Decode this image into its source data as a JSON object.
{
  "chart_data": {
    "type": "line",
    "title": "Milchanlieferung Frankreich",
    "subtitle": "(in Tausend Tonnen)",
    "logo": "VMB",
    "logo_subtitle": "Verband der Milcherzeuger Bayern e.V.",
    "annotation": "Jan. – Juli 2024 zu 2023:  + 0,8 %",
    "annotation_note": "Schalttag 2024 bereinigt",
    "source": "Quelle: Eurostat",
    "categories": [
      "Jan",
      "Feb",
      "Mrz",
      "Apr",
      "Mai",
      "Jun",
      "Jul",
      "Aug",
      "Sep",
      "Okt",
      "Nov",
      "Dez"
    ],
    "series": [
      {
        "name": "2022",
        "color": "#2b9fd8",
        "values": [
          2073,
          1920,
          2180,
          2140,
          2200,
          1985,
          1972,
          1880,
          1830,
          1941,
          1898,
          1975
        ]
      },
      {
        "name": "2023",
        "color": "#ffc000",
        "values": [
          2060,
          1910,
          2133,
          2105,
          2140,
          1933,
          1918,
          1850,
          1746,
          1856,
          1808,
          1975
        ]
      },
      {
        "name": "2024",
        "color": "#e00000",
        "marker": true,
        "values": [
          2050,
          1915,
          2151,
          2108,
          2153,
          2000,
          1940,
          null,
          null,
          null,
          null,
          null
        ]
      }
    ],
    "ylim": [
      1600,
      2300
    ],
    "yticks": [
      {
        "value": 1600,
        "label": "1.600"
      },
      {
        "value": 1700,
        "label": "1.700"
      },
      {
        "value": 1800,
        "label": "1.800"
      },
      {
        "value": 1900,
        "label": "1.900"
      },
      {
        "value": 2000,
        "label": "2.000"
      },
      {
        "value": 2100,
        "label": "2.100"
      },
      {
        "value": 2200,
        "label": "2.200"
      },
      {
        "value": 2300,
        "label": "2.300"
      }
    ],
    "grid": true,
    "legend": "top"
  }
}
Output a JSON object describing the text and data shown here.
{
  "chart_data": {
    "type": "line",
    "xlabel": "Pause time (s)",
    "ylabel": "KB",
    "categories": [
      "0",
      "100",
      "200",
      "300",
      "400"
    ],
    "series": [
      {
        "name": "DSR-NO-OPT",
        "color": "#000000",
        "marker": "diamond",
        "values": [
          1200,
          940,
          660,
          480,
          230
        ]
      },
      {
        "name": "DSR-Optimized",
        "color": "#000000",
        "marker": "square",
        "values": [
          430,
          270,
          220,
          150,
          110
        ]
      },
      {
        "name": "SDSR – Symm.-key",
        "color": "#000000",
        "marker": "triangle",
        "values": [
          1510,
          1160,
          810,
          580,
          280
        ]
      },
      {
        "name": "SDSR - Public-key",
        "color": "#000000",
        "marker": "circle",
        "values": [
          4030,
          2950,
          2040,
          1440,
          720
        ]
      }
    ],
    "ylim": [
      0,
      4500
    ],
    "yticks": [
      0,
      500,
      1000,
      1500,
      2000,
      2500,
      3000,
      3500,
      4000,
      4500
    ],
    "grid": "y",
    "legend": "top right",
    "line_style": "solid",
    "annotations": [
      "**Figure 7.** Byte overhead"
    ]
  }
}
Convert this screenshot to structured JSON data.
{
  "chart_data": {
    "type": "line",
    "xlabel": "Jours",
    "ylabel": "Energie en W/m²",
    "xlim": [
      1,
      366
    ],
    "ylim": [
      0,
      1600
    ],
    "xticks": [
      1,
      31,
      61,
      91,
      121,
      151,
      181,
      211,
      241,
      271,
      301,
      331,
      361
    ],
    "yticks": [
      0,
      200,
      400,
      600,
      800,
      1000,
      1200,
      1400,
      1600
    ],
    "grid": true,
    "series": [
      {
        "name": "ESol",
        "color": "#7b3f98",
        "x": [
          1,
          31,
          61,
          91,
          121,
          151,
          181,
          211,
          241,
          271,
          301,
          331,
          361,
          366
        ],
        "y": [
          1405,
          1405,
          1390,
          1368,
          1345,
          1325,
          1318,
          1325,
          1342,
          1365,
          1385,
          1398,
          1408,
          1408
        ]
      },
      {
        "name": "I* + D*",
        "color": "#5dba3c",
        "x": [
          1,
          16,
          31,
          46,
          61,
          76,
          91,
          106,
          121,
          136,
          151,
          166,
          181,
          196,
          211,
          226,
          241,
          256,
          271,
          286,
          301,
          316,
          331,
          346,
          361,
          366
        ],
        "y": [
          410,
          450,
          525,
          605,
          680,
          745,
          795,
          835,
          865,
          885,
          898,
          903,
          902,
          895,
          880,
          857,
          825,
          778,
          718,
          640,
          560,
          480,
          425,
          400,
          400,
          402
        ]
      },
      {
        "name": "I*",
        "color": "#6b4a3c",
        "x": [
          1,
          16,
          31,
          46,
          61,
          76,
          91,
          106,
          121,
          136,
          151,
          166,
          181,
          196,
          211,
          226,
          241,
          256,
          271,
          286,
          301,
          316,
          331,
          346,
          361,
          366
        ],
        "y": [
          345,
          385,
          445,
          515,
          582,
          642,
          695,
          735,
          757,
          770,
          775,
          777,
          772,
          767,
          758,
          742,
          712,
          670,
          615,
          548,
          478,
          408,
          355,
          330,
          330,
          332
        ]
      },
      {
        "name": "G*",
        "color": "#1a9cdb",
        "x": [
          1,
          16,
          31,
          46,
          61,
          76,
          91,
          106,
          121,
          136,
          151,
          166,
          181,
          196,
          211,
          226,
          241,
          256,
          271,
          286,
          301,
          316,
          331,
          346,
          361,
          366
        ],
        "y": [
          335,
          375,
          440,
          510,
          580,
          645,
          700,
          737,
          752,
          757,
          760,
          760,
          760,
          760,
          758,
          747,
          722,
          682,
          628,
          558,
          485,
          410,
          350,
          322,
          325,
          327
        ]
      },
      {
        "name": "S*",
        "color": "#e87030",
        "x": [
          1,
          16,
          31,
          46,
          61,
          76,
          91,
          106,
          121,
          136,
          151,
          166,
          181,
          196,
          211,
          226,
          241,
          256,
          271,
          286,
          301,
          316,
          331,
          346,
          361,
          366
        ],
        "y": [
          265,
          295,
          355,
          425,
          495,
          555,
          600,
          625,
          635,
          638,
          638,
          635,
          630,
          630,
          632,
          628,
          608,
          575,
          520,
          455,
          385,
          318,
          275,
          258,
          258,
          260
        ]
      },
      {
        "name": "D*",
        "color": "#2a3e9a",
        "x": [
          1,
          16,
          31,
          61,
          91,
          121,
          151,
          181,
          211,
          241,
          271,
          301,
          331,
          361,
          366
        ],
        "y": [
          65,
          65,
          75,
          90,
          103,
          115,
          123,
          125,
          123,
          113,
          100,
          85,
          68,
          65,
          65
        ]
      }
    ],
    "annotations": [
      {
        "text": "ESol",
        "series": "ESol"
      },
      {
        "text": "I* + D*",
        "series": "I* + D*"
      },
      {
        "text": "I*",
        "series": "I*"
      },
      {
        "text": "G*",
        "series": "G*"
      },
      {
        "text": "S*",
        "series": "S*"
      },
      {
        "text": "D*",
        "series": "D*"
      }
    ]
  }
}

■ Short problem
Restate the data above exactly, keeping each word as it stands.

■ Written solution
Decode this image into its source data as a JSON object.
{
  "chart_data": {
    "type": "line",
    "title": "Milchanlieferung Frankreich",
    "subtitle": "(in Tausend Tonnen)",
    "logo": "VMB",
    "logo_subtitle": "Verband der Milcherzeuger Bayern e.V.",
    "annotation": "Jan. – Juli 2024 zu 2023:  + 0,8 %",
    "annotation_note": "Schalttag 2024 bereinigt",
    "source": "Quelle: Eurostat",
    "categories": [
      "Jan",
      "Feb",
      "Mrz",
      "Apr",
      "Mai",
      "Jun",
      "Jul",
      "Aug",
      "Sep",
      "Okt",
      "Nov",
      "Dez"
    ],
    "series": [
      {
        "name": "2022",
        "color": "#2b9fd8",
        "values": [
          2073,
          1920,
          2180,
          2140,
          2200,
          1985,
          1972,
          1880,
          1830,
          1941,
          1898,
          1975
        ]
      },
      {
        "name": "2023",
        "color": "#ffc000",
        "values": [
          2060,
          1910,
          2133,
          2105,
          2140,
          1933,
          1918,
          1850,
          1746,
          1856,
          1808,
          1975
        ]
      },
      {
        "name": "2024",
        "color": "#e00000",
        "marker": true,
        "values": [
          2050,
          1915,
          2151,
          2108,
          2153,
          2000,
          1940,
          null,
          null,
          null,
          null,
          null
        ]
      }
    ],
    "ylim": [
      1600,
      2300
    ],
    "yticks": [
      {
        "value": 1600,
        "label": "1.600"
      },
      {
        "value": 1700,
        "label": "1.700"
      },
      {
        "value": 1800,
        "label": "1.800"
      },
      {
        "value": 1900,
        "label": "1.900"
      },
      {
        "value": 2000,
        "label": "2.000"
      },
      {
        "value": 2100,
        "label": "2.100"
      },
      {
        "value": 2200,
        "label": "2.200"
      },
      {
        "value": 2300,
        "label": "2.300"
      }
    ],
    "grid": true,
    "legend": "top"
  }
}
Output a JSON object describing the text and data shown here.
{
  "chart_data": {
    "type": "line",
    "xlabel": "Pause time (s)",
    "ylabel": "KB",
    "categories": [
      "0",
      "100",
      "200",
      "300",
      "400"
    ],
    "series": [
      {
        "name": "DSR-NO-OPT",
        "color": "#000000",
        "marker": "diamond",
        "values": [
          1200,
          940,
          660,
          480,
          230
        ]
      },
      {
        "name": "DSR-Optimized",
        "color": "#000000",
        "marker": "square",
        "values": [
          430,
          270,
          220,
          150,
          110
        ]
      },
      {
        "name": "SDSR – Symm.-key",
        "color": "#000000",
        "marker": "triangle",
        "values": [
          1510,
          1160,
          810,
          580,
          280
        ]
      },
      {
        "name": "SDSR - Public-key",
        "color": "#000000",
        "marker": "circle",
        "values": [
          4030,
          2950,
          2040,
          1440,
          720
        ]
      }
    ],
    "ylim": [
      0,
      4500
    ],
    "yticks": [
      0,
      500,
      1000,
      1500,
      2000,
      2500,
      3000,
      3500,
      4000,
      4500
    ],
    "grid": "y",
    "legend": "top right",
    "line_style": "solid",
    "annotations": [
      "**Figure 7.** Byte overhead"
    ]
  }
}
Convert this screenshot to structured JSON data.
{
  "chart_data": {
    "type": "line",
    "xlabel": "Jours",
    "ylabel": "Energie en W/m²",
    "xlim": [
      1,
      366
    ],
    "ylim": [
      0,
      1600
    ],
    "xticks": [
      1,
      31,
      61,
      91,
      121,
      151,
      181,
      211,
      241,
      271,
      301,
      331,
      361
    ],
    "yticks": [
      0,
      200,
      400,
      600,
      800,
      1000,
      1200,
      1400,
      1600
    ],
    "grid": true,
    "series": [
      {
        "name": "ESol",
        "color": "#7b3f98",
        "x": [
          1,
          31,
          61,
          91,
          121,
          151,
          181,
          211,
          241,
          271,
          301,
          331,
          361,
          366
        ],
        "y": [
          1405,
          1405,
          1390,
          1368,
          1345,
          1325,
          1318,
          1325,
          1342,
          1365,
          1385,
          1398,
          1408,
          1408
        ]
      },
      {
        "name": "I* + D*",
        "color": "#5dba3c",
        "x": [
          1,
          16,
          31,
          46,
          61,
          76,
          91,
          106,
          121,
          136,
          151,
          166,
          181,
          196,
          211,
          226,
          241,
          256,
          271,
          286,
          301,
          316,
          331,
          346,
          361,
          366
        ],
        "y": [
          410,
          450,
          525,
          605,
          680,
          745,
          795,
          835,
          865,
          885,
          898,
          903,
          902,
          895,
          880,
          857,
          825,
          778,
          718,
          640,
          560,
          480,
          425,
          400,
          400,
          402
        ]
      },
      {
        "name": "I*",
        "color": "#6b4a3c",
        "x": [
          1,
          16,
          31,
          46,
          61,
          76,
          91,
          106,
          121,
          136,
          151,
          166,
          181,
          196,
          211,
          226,
          241,
          256,
          271,
          286,
          301,
          316,
          331,
          346,
          361,
          366
        ],
        "y": [
          345,
          385,
          445,
          515,
          582,
          642,
          695,
          735,
          757,
          770,
          775,
          777,
          772,
          767,
          758,
          742,
          712,
          670,
          615,
          548,
          478,
          408,
          355,
          330,
          330,
          332
        ]
      },
      {
        "name": "G*",
        "color": "#1a9cdb",
        "x": [
          1,
          16,
          31,
          46,
          61,
          76,
          91,
          106,
          121,
          136,
          151,
          166,
          181,
          196,
          211,
          226,
          241,
          256,
          271,
          286,
          301,
          316,
          331,
          346,
          361,
          366
        ],
        "y": [
          335,
          375,
          440,
          510,
          580,
          645,
          700,
          737,
          752,
          757,
          760,
          760,
          760,
          760,
          758,
          747,
          722,
          682,
          628,
          558,
          485,
          410,
          350,
          322,
          325,
          327
        ]
      },
      {
        "name": "S*",
        "color": "#e87030",
        "x": [
          1,
          16,
          31,
          46,
          61,
          76,
          91,
          106,
          121,
          136,
          151,
          166,
          181,
          196,
          211,
          226,
          241,
          256,
          271,
          286,
          301,
          316,
          331,
          346,
          361,
          366
        ],
        "y": [
          265,
          295,
          355,
          425,
          495,
          555,
          600,
          625,
          635,
          638,
          638,
          635,
          630,
          630,
          632,
          628,
          608,
          575,
          520,
          455,
          385,
          318,
          275,
          258,
          258,
          260
        ]
      },
      {
        "name": "D*",
        "color": "#2a3e9a",
        "x": [
          1,
          16,
          31,
          61,
          91,
          121,
          151,
          181,
          211,
          241,
          271,
          301,
          331,
          361,
          366
        ],
        "y": [
          65,
          65,
          75,
          90,
          103,
          115,
          123,
          125,
          123,
          113,
          100,
          85,
          68,
          65,
          65
        ]
      }
    ],
    "annotations": [
      {
        "text": "ESol",
        "series": "ESol"
      },
      {
        "text": "I* + D*",
        "series": "I* + D*"
      },
      {
        "text": "I*",
        "series": "I*"
      },
      {
        "text": "G*",
        "series": "G*"
      },
      {
        "text": "S*",
        "series": "S*"
      },
      {
        "text": "D*",
        "series": "D*"
      }
    ]
  }
}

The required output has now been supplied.